(Task goal) Provide an exact reproduction of every entry.

(Input)
** begin **

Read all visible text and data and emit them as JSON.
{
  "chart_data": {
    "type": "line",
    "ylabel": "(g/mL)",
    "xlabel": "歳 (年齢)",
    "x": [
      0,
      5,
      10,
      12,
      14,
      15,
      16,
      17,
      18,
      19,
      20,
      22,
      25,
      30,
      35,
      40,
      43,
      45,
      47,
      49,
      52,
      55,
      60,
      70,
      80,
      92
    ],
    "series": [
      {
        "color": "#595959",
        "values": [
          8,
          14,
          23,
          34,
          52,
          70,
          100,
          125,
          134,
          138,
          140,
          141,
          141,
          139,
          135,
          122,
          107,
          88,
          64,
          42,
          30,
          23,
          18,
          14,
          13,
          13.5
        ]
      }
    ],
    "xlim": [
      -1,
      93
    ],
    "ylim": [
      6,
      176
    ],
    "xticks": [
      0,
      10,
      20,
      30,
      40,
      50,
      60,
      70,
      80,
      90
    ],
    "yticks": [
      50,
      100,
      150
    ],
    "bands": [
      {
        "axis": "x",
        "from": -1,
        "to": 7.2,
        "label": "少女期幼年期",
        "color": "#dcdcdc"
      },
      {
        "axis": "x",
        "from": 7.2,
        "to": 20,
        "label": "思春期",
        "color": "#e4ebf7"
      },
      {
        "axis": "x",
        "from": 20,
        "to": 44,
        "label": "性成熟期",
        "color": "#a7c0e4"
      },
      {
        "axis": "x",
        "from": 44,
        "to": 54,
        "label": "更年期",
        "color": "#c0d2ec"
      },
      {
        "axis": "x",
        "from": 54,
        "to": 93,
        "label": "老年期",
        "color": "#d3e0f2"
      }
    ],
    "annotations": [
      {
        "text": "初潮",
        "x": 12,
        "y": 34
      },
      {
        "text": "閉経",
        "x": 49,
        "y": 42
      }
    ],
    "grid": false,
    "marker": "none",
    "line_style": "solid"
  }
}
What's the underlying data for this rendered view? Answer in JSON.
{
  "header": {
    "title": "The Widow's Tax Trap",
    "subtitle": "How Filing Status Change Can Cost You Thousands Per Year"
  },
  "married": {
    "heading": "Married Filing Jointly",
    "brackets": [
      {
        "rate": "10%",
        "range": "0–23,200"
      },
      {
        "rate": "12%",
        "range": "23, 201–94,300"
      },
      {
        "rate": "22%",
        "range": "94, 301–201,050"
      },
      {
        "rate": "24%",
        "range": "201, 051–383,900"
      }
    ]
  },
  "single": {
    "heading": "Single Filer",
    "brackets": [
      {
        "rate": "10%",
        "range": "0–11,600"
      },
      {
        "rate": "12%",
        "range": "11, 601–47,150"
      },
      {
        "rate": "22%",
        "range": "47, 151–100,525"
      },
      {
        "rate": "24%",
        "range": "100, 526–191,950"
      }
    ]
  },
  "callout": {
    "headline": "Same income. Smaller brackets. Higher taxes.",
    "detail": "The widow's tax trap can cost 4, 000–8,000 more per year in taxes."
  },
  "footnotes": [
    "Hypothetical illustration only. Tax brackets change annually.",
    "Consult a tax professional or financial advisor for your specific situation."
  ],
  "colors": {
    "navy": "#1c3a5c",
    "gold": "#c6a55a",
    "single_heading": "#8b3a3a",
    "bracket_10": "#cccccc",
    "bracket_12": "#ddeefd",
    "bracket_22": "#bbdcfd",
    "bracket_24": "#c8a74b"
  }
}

** end **

(Expected answer)
Read all visible text and data and emit them as JSON.
{
  "chart_data": {
    "type": "line",
    "ylabel": "(g/mL)",
    "xlabel": "歳 (年齢)",
    "x": [
      0,
      5,
      10,
      12,
      14,
      15,
      16,
      17,
      18,
      19,
      20,
      22,
      25,
      30,
      35,
      40,
      43,
      45,
      47,
      49,
      52,
      55,
      60,
      70,
      80,
      92
    ],
    "series": [
      {
        "color": "#595959",
        "values": [
          8,
          14,
          23,
          34,
          52,
          70,
          100,
          125,
          134,
          138,
          140,
          141,
          141,
          139,
          135,
          122,
          107,
          88,
          64,
          42,
          30,
          23,
          18,
          14,
          13,
          13.5
        ]
      }
    ],
    "xlim": [
      -1,
      93
    ],
    "ylim": [
      6,
      176
    ],
    "xticks": [
      0,
      10,
      20,
      30,
      40,
      50,
      60,
      70,
      80,
      90
    ],
    "yticks": [
      50,
      100,
      150
    ],
    "bands": [
      {
        "axis": "x",
        "from": -1,
        "to": 7.2,
        "label": "少女期幼年期",
        "color": "#dcdcdc"
      },
      {
        "axis": "x",
        "from": 7.2,
        "to": 20,
        "label": "思春期",
        "color": "#e4ebf7"
      },
      {
        "axis": "x",
        "from": 20,
        "to": 44,
        "label": "性成熟期",
        "color": "#a7c0e4"
      },
      {
        "axis": "x",
        "from": 44,
        "to": 54,
        "label": "更年期",
        "color": "#c0d2ec"
      },
      {
        "axis": "x",
        "from": 54,
        "to": 93,
        "label": "老年期",
        "color": "#d3e0f2"
      }
    ],
    "annotations": [
      {
        "text": "初潮",
        "x": 12,
        "y": 34
      },
      {
        "text": "閉経",
        "x": 49,
        "y": 42
      }
    ],
    "grid": false,
    "marker": "none",
    "line_style": "solid"
  }
}
What's the underlying data for this rendered view? Answer in JSON.
{
  "header": {
    "title": "The Widow's Tax Trap",
    "subtitle": "How Filing Status Change Can Cost You Thousands Per Year"
  },
  "married": {
    "heading": "Married Filing Jointly",
    "brackets": [
      {
        "rate": "10%",
        "range": "0–23,200"
      },
      {
        "rate": "12%",
        "range": "23, 201–94,300"
      },
      {
        "rate": "22%",
        "range": "94, 301–201,050"
      },
      {
        "rate": "24%",
        "range": "201, 051–383,900"
      }
    ]
  },
  "single": {
    "heading": "Single Filer",
    "brackets": [
      {
        "rate": "10%",
        "range": "0–11,600"
      },
      {
        "rate": "12%",
        "range": "11, 601–47,150"
      },
      {
        "rate": "22%",
        "range": "47, 151–100,525"
      },
      {
        "rate": "24%",
        "range": "100, 526–191,950"
      }
    ]
  },
  "callout": {
    "headline": "Same income. Smaller brackets. Higher taxes.",
    "detail": "The widow's tax trap can cost 4, 000–8,000 more per year in taxes."
  },
  "footnotes": [
    "Hypothetical illustration only. Tax brackets change annually.",
    "Consult a tax professional or financial advisor for your specific situation."
  ],
  "colors": {
    "navy": "#1c3a5c",
    "gold": "#c6a55a",
    "single_heading": "#8b3a3a",
    "bracket_10": "#cccccc",
    "bracket_12": "#ddeefd",
    "bracket_22": "#bbdcfd",
    "bracket_24": "#c8a74b"
  }
}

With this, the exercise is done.